__Your objective__
Count each line below that has "general" anywhere in it. Answer with the total alone.

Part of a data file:
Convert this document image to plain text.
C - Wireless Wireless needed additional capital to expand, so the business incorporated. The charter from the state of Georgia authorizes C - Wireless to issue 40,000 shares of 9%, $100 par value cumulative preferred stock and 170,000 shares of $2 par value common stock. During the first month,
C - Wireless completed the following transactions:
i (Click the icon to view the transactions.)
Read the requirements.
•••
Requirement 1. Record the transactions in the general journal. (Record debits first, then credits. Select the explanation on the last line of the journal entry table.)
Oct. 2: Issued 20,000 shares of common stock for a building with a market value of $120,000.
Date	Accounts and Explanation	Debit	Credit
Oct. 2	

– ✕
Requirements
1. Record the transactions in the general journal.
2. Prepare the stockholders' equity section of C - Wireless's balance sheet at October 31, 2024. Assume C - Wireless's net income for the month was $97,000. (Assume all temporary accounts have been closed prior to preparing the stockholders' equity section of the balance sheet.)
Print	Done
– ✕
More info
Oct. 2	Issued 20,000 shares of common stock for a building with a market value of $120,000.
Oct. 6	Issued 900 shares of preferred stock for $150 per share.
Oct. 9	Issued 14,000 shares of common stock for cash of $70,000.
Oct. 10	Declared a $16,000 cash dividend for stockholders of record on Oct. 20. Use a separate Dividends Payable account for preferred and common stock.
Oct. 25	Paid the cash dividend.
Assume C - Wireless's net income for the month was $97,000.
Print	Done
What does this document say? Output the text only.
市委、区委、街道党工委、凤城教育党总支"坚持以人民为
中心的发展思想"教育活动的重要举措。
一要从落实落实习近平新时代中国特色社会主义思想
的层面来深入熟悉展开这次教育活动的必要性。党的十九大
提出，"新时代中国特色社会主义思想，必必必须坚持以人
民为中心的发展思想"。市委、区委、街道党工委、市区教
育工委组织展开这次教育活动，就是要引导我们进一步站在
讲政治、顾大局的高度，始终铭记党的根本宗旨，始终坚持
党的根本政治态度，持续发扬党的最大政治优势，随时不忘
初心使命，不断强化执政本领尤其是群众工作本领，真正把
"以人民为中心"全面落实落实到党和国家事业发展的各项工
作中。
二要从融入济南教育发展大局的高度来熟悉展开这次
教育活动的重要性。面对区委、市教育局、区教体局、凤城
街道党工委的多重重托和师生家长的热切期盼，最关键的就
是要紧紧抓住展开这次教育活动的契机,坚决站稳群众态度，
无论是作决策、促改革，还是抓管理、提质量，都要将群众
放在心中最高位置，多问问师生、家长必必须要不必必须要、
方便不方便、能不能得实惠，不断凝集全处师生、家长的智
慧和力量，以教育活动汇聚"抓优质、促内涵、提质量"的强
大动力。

__Problem solution__
2